DIRECTIONS FOR THIS TASK: Give back every entry, copied exactly.

EXERCISE DATA:
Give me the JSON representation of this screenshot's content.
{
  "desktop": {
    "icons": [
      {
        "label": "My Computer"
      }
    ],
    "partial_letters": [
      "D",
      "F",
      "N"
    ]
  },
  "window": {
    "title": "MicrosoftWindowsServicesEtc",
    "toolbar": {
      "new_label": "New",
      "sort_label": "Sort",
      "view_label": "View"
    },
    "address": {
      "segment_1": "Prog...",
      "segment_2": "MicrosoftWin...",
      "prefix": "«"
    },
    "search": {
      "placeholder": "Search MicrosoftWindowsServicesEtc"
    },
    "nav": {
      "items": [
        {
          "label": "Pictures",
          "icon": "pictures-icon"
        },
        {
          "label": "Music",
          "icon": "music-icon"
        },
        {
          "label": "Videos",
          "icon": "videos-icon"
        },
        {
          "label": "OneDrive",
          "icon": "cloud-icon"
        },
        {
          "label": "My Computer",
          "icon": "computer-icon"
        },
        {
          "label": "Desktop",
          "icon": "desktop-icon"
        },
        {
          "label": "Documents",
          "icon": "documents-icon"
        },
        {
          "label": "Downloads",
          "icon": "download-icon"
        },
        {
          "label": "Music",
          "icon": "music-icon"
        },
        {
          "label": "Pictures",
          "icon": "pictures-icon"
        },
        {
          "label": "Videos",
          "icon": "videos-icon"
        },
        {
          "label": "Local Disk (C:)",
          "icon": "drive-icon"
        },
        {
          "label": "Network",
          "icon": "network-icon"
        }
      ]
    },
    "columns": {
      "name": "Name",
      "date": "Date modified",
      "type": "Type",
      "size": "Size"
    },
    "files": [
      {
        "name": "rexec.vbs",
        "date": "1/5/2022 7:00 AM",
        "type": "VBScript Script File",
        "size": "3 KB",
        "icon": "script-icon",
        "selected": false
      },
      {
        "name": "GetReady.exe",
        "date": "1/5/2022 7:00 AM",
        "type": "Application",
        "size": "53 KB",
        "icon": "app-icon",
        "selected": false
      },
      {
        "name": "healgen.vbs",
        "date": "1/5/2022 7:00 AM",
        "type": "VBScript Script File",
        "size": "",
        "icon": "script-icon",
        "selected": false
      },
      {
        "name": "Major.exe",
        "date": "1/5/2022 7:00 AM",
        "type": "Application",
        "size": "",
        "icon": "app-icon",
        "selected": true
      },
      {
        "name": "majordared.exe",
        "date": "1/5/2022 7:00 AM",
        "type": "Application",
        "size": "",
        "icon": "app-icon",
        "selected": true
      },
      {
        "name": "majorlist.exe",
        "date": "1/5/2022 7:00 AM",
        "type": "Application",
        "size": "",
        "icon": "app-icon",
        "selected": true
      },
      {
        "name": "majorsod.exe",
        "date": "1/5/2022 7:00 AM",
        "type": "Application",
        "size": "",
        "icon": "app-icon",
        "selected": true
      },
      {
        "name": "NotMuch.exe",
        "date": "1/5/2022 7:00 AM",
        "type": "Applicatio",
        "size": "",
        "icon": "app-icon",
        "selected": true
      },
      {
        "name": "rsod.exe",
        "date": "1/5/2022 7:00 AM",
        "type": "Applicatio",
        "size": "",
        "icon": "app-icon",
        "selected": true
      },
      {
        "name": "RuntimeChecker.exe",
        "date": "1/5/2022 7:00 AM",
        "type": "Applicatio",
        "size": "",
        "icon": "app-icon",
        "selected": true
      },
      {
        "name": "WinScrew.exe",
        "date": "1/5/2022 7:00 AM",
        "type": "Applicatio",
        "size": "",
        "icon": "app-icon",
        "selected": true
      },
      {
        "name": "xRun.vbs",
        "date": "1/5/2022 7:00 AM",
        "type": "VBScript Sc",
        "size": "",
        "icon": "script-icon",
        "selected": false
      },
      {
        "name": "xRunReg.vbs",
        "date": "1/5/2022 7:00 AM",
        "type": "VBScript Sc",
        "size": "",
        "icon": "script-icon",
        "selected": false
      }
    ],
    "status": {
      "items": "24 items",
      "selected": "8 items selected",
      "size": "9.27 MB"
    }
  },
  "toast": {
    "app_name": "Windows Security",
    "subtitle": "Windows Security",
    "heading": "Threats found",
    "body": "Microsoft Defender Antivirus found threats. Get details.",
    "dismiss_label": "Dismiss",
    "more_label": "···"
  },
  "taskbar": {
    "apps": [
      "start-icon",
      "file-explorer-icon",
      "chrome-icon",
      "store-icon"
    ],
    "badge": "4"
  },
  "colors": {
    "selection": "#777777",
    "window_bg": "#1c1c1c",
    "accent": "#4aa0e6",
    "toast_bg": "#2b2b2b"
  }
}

RESPONSE FOR THIS EXERCISE:
Give me the JSON representation of this screenshot's content.
{
  "desktop": {
    "icons": [
      {
        "label": "My Computer"
      }
    ],
    "partial_letters": [
      "D",
      "F",
      "N"
    ]
  },
  "window": {
    "title": "MicrosoftWindowsServicesEtc",
    "toolbar": {
      "new_label": "New",
      "sort_label": "Sort",
      "view_label": "View"
    },
    "address": {
      "segment_1": "Prog...",
      "segment_2": "MicrosoftWin...",
      "prefix": "«"
    },
    "search": {
      "placeholder": "Search MicrosoftWindowsServicesEtc"
    },
    "nav": {
      "items": [
        {
          "label": "Pictures",
          "icon": "pictures-icon"
        },
        {
          "label": "Music",
          "icon": "music-icon"
        },
        {
          "label": "Videos",
          "icon": "videos-icon"
        },
        {
          "label": "OneDrive",
          "icon": "cloud-icon"
        },
        {
          "label": "My Computer",
          "icon": "computer-icon"
        },
        {
          "label": "Desktop",
          "icon": "desktop-icon"
        },
        {
          "label": "Documents",
          "icon": "documents-icon"
        },
        {
          "label": "Downloads",
          "icon": "download-icon"
        },
        {
          "label": "Music",
          "icon": "music-icon"
        },
        {
          "label": "Pictures",
          "icon": "pictures-icon"
        },
        {
          "label": "Videos",
          "icon": "videos-icon"
        },
        {
          "label": "Local Disk (C:)",
          "icon": "drive-icon"
        },
        {
          "label": "Network",
          "icon": "network-icon"
        }
      ]
    },
    "columns": {
      "name": "Name",
      "date": "Date modified",
      "type": "Type",
      "size": "Size"
    },
    "files": [
      {
        "name": "rexec.vbs",
        "date": "1/5/2022 7:00 AM",
        "type": "VBScript Script File",
        "size": "3 KB",
        "icon": "script-icon",
        "selected": false
      },
      {
        "name": "GetReady.exe",
        "date": "1/5/2022 7:00 AM",
        "type": "Application",
        "size": "53 KB",
        "icon": "app-icon",
        "selected": false
      },
      {
        "name": "healgen.vbs",
        "date": "1/5/2022 7:00 AM",
        "type": "VBScript Script File",
        "size": "",
        "icon": "script-icon",
        "selected": false
      },
      {
        "name": "Major.exe",
        "date": "1/5/2022 7:00 AM",
        "type": "Application",
        "size": "",
        "icon": "app-icon",
        "selected": true
      },
      {
        "name": "majordared.exe",
        "date": "1/5/2022 7:00 AM",
        "type": "Application",
        "size": "",
        "icon": "app-icon",
        "selected": true
      },
      {
        "name": "majorlist.exe",
        "date": "1/5/2022 7:00 AM",
        "type": "Application",
        "size": "",
        "icon": "app-icon",
        "selected": true
      },
      {
        "name": "majorsod.exe",
        "date": "1/5/2022 7:00 AM",
        "type": "Application",
        "size": "",
        "icon": "app-icon",
        "selected": true
      },
      {
        "name": "NotMuch.exe",
        "date": "1/5/2022 7:00 AM",
        "type": "Applicatio",
        "size": "",
        "icon": "app-icon",
        "selected": true
      },
      {
        "name": "rsod.exe",
        "date": "1/5/2022 7:00 AM",
        "type": "Applicatio",
        "size": "",
        "icon": "app-icon",
        "selected": true
      },
      {
        "name": "RuntimeChecker.exe",
        "date": "1/5/2022 7:00 AM",
        "type": "Applicatio",
        "size": "",
        "icon": "app-icon",
        "selected": true
      },
      {
        "name": "WinScrew.exe",
        "date": "1/5/2022 7:00 AM",
        "type": "Applicatio",
        "size": "",
        "icon": "app-icon",
        "selected": true
      },
      {
        "name": "xRun.vbs",
        "date": "1/5/2022 7:00 AM",
        "type": "VBScript Sc",
        "size": "",
        "icon": "script-icon",
        "selected": false
      },
      {
        "name": "xRunReg.vbs",
        "date": "1/5/2022 7:00 AM",
        "type": "VBScript Sc",
        "size": "",
        "icon": "script-icon",
        "selected": false
      }
    ],
    "status": {
      "items": "24 items",
      "selected": "8 items selected",
      "size": "9.27 MB"
    }
  },
  "toast": {
    "app_name": "Windows Security",
    "subtitle": "Windows Security",
    "heading": "Threats found",
    "body": "Microsoft Defender Antivirus found threats. Get details.",
    "dismiss_label": "Dismiss",
    "more_label": "···"
  },
  "taskbar": {
    "apps": [
      "start-icon",
      "file-explorer-icon",
      "chrome-icon",
      "store-icon"
    ],
    "badge": "4"
  },
  "colors": {
    "selection": "#777777",
    "window_bg": "#1c1c1c",
    "accent": "#4aa0e6",
    "toast_bg": "#2b2b2b"
  }
}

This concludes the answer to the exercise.